- Listed entries -
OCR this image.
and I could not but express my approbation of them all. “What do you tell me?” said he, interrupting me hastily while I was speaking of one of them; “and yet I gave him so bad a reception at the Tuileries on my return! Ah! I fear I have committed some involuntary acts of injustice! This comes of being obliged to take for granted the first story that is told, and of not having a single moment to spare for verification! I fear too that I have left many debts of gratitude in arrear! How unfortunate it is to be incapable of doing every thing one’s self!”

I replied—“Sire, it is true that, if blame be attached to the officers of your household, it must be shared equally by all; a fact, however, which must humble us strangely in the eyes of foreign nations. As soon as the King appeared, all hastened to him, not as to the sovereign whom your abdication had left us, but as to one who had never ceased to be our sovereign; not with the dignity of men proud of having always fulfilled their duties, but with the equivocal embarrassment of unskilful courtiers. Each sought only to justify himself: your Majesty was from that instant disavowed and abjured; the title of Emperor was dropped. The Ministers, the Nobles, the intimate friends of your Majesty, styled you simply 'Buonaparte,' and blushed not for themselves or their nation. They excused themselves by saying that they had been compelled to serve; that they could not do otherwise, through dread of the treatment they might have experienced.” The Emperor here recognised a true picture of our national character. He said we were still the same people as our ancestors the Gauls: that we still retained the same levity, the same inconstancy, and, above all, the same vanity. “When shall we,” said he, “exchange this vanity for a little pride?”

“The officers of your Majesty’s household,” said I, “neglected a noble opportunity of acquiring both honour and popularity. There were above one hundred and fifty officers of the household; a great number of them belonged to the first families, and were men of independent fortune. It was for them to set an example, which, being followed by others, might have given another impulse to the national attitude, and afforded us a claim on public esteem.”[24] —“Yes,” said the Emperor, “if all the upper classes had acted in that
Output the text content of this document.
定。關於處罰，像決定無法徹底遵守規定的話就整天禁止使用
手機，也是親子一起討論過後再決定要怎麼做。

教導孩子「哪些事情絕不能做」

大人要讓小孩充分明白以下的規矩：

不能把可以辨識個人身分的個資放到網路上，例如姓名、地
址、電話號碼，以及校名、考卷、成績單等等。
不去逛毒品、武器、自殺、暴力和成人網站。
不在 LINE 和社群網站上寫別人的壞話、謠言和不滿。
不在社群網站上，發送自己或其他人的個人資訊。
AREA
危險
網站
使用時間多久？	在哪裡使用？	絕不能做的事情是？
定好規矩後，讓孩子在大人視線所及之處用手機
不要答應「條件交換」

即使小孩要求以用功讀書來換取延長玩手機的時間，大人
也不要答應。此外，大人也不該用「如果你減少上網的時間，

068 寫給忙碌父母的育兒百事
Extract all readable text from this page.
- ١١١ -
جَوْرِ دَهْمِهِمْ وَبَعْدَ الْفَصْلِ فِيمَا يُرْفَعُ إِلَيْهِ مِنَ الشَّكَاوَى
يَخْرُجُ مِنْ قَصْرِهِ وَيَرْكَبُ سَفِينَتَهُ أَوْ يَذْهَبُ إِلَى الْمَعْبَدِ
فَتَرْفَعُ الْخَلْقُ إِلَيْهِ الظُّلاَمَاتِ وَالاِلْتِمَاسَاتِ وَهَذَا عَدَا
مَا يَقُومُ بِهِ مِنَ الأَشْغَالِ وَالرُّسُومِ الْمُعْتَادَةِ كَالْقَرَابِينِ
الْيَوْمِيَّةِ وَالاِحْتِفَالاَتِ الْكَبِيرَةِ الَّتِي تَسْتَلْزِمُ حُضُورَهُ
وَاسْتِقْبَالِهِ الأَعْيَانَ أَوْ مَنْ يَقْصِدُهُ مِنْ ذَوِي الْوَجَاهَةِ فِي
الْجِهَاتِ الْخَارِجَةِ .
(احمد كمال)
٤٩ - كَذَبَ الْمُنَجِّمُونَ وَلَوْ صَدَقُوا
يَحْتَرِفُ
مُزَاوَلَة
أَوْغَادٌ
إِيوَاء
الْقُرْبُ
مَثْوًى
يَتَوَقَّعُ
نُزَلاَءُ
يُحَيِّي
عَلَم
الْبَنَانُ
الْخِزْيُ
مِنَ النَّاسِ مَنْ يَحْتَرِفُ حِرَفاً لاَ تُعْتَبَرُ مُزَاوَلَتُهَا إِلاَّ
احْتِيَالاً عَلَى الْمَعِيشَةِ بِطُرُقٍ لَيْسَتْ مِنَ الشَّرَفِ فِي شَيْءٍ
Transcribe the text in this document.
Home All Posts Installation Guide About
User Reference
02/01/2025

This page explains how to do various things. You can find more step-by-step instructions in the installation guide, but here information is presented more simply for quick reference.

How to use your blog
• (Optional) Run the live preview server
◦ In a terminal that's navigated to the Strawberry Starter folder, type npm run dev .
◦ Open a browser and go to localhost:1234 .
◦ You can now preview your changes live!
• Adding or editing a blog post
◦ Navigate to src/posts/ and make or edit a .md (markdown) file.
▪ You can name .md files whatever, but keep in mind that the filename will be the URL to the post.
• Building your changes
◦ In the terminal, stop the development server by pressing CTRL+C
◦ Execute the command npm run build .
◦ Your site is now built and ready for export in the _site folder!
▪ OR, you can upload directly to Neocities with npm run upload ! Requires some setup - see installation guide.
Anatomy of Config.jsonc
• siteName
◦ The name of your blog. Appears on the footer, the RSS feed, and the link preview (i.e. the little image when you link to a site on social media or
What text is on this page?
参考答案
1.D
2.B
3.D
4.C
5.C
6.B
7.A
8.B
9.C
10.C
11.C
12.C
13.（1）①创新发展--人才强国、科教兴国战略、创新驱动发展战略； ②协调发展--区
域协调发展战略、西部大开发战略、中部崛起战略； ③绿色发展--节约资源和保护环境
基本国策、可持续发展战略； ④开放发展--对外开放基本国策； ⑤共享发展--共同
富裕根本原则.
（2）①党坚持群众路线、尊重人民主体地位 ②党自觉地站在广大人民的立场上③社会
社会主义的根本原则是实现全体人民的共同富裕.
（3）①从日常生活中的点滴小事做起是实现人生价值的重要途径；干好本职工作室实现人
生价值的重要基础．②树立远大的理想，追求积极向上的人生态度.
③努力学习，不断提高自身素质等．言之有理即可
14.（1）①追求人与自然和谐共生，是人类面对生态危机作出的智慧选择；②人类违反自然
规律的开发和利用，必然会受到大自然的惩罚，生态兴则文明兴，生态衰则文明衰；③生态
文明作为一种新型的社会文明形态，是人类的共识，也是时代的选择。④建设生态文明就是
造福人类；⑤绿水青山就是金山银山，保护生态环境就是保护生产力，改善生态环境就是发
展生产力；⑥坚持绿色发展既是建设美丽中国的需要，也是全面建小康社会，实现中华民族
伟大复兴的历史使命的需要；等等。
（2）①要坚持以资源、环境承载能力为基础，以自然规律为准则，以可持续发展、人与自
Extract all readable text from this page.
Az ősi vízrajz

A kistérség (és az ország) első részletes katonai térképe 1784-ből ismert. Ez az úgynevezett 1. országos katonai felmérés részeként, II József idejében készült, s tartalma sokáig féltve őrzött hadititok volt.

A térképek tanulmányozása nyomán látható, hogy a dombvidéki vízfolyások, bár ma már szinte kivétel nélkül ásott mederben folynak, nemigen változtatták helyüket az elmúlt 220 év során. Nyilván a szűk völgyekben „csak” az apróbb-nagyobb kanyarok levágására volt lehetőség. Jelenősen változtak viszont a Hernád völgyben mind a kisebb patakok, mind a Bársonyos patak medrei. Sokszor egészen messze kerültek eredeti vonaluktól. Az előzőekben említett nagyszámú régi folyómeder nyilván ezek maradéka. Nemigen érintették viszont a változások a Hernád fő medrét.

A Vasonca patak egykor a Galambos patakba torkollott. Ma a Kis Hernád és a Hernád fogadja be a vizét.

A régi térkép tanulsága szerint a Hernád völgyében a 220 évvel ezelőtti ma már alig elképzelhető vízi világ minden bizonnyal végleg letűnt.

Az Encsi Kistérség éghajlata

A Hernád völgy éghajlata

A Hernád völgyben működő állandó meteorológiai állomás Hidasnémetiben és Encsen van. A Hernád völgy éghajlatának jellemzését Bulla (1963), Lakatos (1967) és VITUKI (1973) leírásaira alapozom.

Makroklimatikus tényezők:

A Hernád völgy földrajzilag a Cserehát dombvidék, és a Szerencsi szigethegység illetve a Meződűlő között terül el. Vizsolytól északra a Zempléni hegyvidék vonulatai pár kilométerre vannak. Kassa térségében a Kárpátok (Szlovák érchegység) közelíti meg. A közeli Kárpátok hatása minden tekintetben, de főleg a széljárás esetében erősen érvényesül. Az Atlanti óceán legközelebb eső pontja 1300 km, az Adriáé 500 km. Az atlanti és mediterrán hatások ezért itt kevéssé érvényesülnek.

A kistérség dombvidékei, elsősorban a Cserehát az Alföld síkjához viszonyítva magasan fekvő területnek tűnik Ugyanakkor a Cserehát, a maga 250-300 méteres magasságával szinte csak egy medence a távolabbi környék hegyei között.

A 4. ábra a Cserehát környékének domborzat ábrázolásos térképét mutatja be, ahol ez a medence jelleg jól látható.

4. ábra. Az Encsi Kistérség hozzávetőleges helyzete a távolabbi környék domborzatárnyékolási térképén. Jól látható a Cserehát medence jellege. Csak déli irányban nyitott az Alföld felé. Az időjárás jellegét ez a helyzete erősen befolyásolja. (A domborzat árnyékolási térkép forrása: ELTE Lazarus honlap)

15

- Your goal -
Search the data above for the string "ábra" and copy each line that has it.

- Answer for the task -
A 4. ábra a Cserehát környékének domborzat ábrázolásos térképét mutatja be, ahol ez a medence jelleg jól látható.
4. ábra. Az Encsi Kistérség hozzávetőleges helyzete a távolabbi környék domborzatárnyékolási térképén. Jól látható a Cserehát medence jellege. Csak déli irányban nyitott az Alföld felé. Az időjárás jellegét ez a helyzete erősen befolyásolja. (A domborzat árnyékolási térkép forrása: ELTE Lazarus honlap)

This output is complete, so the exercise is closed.